# Start of MATERIAL SHOWN

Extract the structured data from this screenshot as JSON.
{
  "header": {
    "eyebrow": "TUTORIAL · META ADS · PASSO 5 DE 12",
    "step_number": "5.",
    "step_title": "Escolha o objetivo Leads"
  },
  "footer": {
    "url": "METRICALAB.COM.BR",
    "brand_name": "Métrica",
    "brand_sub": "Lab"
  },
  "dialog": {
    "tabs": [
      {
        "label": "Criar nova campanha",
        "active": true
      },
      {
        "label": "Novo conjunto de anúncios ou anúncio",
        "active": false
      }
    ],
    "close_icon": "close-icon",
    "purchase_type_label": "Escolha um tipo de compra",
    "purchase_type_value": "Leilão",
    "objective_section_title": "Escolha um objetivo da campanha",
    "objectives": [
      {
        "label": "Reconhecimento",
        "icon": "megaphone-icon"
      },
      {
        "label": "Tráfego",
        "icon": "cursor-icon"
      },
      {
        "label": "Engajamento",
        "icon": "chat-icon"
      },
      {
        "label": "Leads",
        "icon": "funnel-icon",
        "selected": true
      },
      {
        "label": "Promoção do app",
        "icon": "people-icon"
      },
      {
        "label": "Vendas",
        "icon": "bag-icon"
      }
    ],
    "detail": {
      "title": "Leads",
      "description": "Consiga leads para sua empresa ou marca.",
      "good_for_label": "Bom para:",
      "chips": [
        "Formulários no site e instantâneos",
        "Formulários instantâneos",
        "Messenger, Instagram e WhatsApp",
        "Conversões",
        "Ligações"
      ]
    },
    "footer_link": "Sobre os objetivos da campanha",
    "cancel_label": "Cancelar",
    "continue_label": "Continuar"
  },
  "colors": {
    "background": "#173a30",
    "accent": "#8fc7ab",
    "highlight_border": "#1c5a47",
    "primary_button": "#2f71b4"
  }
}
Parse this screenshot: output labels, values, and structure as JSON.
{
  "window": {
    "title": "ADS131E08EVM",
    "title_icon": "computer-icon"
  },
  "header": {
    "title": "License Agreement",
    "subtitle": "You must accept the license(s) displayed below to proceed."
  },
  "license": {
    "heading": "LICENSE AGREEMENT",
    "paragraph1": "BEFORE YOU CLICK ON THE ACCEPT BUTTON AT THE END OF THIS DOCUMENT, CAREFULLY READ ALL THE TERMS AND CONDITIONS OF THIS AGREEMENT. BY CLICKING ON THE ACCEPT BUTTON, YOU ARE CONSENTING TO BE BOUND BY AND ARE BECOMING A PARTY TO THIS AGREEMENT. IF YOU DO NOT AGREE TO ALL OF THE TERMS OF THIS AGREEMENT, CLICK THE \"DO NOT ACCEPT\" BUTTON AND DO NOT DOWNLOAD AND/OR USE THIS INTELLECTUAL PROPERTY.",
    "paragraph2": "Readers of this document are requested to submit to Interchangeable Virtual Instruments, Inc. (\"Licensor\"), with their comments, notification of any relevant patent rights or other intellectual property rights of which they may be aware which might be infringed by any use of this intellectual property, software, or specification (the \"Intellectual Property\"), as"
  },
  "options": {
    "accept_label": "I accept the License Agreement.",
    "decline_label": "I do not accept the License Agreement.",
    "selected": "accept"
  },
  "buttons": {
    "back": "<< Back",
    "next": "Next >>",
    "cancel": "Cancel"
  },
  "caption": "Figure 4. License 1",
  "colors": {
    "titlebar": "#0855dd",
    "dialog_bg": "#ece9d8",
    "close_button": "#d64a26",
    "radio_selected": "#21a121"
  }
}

# End of MATERIAL SHOWN

Please copy out each record, character for character.

- RESULT BELOW:
Extract the structured data from this screenshot as JSON.
{
  "header": {
    "eyebrow": "TUTORIAL · META ADS · PASSO 5 DE 12",
    "step_number": "5.",
    "step_title": "Escolha o objetivo Leads"
  },
  "footer": {
    "url": "METRICALAB.COM.BR",
    "brand_name": "Métrica",
    "brand_sub": "Lab"
  },
  "dialog": {
    "tabs": [
      {
        "label": "Criar nova campanha",
        "active": true
      },
      {
        "label": "Novo conjunto de anúncios ou anúncio",
        "active": false
      }
    ],
    "close_icon": "close-icon",
    "purchase_type_label": "Escolha um tipo de compra",
    "purchase_type_value": "Leilão",
    "objective_section_title": "Escolha um objetivo da campanha",
    "objectives": [
      {
        "label": "Reconhecimento",
        "icon": "megaphone-icon"
      },
      {
        "label": "Tráfego",
        "icon": "cursor-icon"
      },
      {
        "label": "Engajamento",
        "icon": "chat-icon"
      },
      {
        "label": "Leads",
        "icon": "funnel-icon",
        "selected": true
      },
      {
        "label": "Promoção do app",
        "icon": "people-icon"
      },
      {
        "label": "Vendas",
        "icon": "bag-icon"
      }
    ],
    "detail": {
      "title": "Leads",
      "description": "Consiga leads para sua empresa ou marca.",
      "good_for_label": "Bom para:",
      "chips": [
        "Formulários no site e instantâneos",
        "Formulários instantâneos",
        "Messenger, Instagram e WhatsApp",
        "Conversões",
        "Ligações"
      ]
    },
    "footer_link": "Sobre os objetivos da campanha",
    "cancel_label": "Cancelar",
    "continue_label": "Continuar"
  },
  "colors": {
    "background": "#173a30",
    "accent": "#8fc7ab",
    "highlight_border": "#1c5a47",
    "primary_button": "#2f71b4"
  }
}
Parse this screenshot: output labels, values, and structure as JSON.
{
  "window": {
    "title": "ADS131E08EVM",
    "title_icon": "computer-icon"
  },
  "header": {
    "title": "License Agreement",
    "subtitle": "You must accept the license(s) displayed below to proceed."
  },
  "license": {
    "heading": "LICENSE AGREEMENT",
    "paragraph1": "BEFORE YOU CLICK ON THE ACCEPT BUTTON AT THE END OF THIS DOCUMENT, CAREFULLY READ ALL THE TERMS AND CONDITIONS OF THIS AGREEMENT. BY CLICKING ON THE ACCEPT BUTTON, YOU ARE CONSENTING TO BE BOUND BY AND ARE BECOMING A PARTY TO THIS AGREEMENT. IF YOU DO NOT AGREE TO ALL OF THE TERMS OF THIS AGREEMENT, CLICK THE \"DO NOT ACCEPT\" BUTTON AND DO NOT DOWNLOAD AND/OR USE THIS INTELLECTUAL PROPERTY.",
    "paragraph2": "Readers of this document are requested to submit to Interchangeable Virtual Instruments, Inc. (\"Licensor\"), with their comments, notification of any relevant patent rights or other intellectual property rights of which they may be aware which might be infringed by any use of this intellectual property, software, or specification (the \"Intellectual Property\"), as"
  },
  "options": {
    "accept_label": "I accept the License Agreement.",
    "decline_label": "I do not accept the License Agreement.",
    "selected": "accept"
  },
  "buttons": {
    "back": "<< Back",
    "next": "Next >>",
    "cancel": "Cancel"
  },
  "caption": "Figure 4. License 1",
  "colors": {
    "titlebar": "#0855dd",
    "dialog_bg": "#ece9d8",
    "close_button": "#d64a26",
    "radio_selected": "#21a121"
  }
}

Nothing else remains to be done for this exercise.